━━ TEXTE À LIRE

Pas d’obligation de sauver les patients qui souhaitent mettre fin à leurs jours

En Allemagne, la Cour Suprême Fédérale a confirmé l’acquittement de deux médecins qui avaient accompagné des patientes dans leur suicide, estimant qu’ils étaient déchargés de leur «obligation fondamentale de sauver des vies» dans ces cas spécifiques.

Les médecins qui accompagnent des patients dans une démarche de mort volontaire ne se rendent coupables d’aucun crime. C’est ce qu’a décidé la Cour Suprême Fédérale (BGH) de Leipzig en acquittant deux médecins de suspicions de coups et blessures et de non-assistance à personne en danger, confirmant les jugements déjà rendus par des juridictions inférieures à Hambourg et à Berlin. Les femmes accompagnées par ces professionnels avaient choisi de mettre fin à leurs jours «librement et en toute indépendance».

━━━━
━━ DONNÉES À EXAMINER

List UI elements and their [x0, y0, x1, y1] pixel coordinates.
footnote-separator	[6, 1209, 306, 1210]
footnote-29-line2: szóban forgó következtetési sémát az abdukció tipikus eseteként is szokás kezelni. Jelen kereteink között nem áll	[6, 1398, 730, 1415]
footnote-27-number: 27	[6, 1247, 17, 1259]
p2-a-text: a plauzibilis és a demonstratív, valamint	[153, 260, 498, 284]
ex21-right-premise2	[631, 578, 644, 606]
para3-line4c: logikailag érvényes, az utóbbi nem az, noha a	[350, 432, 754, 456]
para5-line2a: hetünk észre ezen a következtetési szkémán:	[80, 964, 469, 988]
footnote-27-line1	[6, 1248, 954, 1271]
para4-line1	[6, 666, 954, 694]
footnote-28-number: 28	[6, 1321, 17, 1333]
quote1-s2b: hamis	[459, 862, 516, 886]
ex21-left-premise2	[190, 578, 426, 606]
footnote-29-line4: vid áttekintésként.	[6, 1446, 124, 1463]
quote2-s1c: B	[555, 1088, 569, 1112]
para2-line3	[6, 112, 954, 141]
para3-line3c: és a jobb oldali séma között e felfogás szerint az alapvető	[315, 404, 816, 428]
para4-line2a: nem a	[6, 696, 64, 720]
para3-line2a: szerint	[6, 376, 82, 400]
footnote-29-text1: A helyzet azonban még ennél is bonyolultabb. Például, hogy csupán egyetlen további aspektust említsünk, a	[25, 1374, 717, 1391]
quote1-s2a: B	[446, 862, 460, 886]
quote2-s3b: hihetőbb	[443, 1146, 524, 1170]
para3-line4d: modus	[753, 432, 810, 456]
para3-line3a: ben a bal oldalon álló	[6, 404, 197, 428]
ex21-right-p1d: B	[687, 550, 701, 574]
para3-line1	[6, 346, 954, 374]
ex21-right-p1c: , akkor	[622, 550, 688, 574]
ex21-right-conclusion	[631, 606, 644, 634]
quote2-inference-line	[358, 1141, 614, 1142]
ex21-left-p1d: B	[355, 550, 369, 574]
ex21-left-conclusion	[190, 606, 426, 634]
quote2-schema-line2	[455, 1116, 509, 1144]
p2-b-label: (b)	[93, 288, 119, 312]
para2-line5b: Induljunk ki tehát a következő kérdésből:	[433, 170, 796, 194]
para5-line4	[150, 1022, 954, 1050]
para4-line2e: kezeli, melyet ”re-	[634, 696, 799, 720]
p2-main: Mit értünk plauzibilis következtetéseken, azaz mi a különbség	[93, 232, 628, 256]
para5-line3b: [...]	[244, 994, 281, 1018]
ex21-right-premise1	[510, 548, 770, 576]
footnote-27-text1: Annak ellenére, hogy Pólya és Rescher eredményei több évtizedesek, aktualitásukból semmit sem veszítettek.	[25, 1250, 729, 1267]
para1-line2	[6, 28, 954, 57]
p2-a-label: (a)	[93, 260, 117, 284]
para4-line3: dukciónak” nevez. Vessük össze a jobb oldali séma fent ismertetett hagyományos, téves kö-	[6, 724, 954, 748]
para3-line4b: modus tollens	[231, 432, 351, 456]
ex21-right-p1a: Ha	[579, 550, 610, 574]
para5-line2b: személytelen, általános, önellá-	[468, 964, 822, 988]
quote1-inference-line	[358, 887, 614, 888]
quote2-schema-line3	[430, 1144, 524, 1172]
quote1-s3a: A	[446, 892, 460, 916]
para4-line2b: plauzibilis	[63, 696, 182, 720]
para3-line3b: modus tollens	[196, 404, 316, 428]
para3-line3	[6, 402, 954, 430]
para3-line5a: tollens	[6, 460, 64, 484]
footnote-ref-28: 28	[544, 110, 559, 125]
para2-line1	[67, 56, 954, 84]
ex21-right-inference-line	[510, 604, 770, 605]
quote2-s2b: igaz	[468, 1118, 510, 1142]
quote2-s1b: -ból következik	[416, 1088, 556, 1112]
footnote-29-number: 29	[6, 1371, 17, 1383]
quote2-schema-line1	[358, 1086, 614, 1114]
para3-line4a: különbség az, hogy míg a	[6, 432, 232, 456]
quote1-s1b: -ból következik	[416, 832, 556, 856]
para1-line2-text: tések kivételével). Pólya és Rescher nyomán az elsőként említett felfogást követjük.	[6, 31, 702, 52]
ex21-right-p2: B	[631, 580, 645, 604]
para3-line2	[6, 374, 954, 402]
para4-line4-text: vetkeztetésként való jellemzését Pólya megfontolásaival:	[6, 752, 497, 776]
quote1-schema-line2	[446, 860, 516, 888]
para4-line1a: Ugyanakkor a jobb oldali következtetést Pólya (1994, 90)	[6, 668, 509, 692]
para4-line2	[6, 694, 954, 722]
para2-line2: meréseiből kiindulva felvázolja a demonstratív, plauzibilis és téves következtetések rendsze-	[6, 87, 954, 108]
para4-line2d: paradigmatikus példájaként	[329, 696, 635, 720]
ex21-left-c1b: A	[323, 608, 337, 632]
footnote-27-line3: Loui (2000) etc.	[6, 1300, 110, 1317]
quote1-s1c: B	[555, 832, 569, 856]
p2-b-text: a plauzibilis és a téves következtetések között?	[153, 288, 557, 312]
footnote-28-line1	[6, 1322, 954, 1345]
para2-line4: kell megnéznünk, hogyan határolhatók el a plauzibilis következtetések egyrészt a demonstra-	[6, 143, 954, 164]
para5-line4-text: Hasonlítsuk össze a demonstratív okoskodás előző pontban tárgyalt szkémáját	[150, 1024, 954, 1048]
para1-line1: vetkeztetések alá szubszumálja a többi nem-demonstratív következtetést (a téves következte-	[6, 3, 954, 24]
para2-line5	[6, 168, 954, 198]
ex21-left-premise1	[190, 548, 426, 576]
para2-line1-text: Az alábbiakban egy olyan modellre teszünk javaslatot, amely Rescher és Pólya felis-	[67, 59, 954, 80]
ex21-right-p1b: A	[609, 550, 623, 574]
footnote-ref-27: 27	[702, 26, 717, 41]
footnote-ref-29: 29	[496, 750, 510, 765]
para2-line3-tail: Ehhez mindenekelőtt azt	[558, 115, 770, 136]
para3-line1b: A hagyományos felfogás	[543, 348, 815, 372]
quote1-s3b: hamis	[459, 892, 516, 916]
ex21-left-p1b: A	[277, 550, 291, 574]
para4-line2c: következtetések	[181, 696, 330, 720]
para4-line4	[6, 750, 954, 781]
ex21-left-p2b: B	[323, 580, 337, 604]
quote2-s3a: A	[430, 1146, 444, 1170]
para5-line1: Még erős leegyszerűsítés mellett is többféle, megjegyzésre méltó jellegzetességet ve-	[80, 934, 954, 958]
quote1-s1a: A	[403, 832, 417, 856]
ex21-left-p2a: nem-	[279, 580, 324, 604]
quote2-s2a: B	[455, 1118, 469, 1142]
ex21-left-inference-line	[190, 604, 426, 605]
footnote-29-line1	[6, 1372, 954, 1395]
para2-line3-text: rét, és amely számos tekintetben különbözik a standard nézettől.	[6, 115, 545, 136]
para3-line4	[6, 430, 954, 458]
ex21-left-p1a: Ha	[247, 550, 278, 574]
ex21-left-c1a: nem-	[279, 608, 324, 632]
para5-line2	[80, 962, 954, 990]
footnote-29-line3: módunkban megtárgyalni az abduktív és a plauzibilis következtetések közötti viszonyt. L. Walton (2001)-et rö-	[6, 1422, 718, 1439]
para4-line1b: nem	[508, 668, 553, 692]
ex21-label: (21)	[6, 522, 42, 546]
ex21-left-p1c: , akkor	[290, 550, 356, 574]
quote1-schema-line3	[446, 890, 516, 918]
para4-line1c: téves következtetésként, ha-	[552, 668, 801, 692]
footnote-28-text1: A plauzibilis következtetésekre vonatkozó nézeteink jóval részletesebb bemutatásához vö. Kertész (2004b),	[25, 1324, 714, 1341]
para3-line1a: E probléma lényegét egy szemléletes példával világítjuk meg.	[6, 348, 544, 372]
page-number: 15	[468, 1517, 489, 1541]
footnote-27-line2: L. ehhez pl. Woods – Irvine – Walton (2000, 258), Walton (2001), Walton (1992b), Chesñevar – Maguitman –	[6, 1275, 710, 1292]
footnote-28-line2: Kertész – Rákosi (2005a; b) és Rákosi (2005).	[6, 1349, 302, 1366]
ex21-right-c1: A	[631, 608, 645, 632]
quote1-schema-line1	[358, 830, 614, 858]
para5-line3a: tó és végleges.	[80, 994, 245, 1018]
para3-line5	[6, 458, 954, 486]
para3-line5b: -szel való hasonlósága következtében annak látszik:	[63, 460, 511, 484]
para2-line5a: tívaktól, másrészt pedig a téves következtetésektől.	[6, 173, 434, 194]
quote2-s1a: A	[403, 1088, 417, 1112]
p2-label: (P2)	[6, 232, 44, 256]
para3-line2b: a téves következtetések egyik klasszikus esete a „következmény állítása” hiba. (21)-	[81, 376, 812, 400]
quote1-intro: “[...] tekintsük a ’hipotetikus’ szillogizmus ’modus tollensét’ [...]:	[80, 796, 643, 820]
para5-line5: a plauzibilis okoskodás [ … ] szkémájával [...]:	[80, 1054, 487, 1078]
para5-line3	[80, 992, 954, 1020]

━━━━

◆ QUESTIONS DE LECTURE ◆
A: Répondez à ces questions sur le texte sur les médecins acquittés :
(i) Dans quelle ville siège la Cour Suprême Fédérale (BGH) ?
(ii) De quelles suspicions les deux médecins ont-ils été acquittés ?
(iii) Dans quelles villes se trouvent les juridictions inférieures dont les jugements ont été confirmés ?
B: Rédigez la suite du texte sur les médecins acquittés, à partir de sa dernière phrase.
Les lignes sont sans rapport avec le texte sur les médecins acquittés.

◆ RÉPONSES PAR EXERCICE ◆
A:
(i) À Leipzig.
(ii) De coups et blessures et de non-assistance à personne en danger.
(iii) À Hambourg et à Berlin.

B:
Le cas hambourgeois
Le premier cas concernait deux amies âgées de 81 et 85 ans, souffrant toutes deux de maladies qui ne menaçaient certes par leur pronostic vital, mais qui limitaient de plus en plus leur qualité de vie et leurs possibilités. Les deux femmes se sont donc adressées à une organisation d’aide au décès, qui a conditionné son aide à un rapport psychiatrique.

Pour le psychiatre, la capacité de discernement des patientes, leur détermination et le «bien-fondé» de leur désir d’en finir ne faisaient aucun doute. À leur demande, il était présent lorsqu’elles ont pris le comprimé létal et s’est abstenu, lorsqu’elles ont perdu connaissance, de prendre des mesures pour les sauver.

Le cas berlinois
Le second cas est celui d’un généraliste berlinois qui a permis à l’une de ses patientes d’accéder à un produit létal. Cette dernière, une assistante médicale de 44 ans, souffrait depuis ses 16 ans d’une maladie provoquant de graves douleurs spasmodiques et réfractaire à tout traitement.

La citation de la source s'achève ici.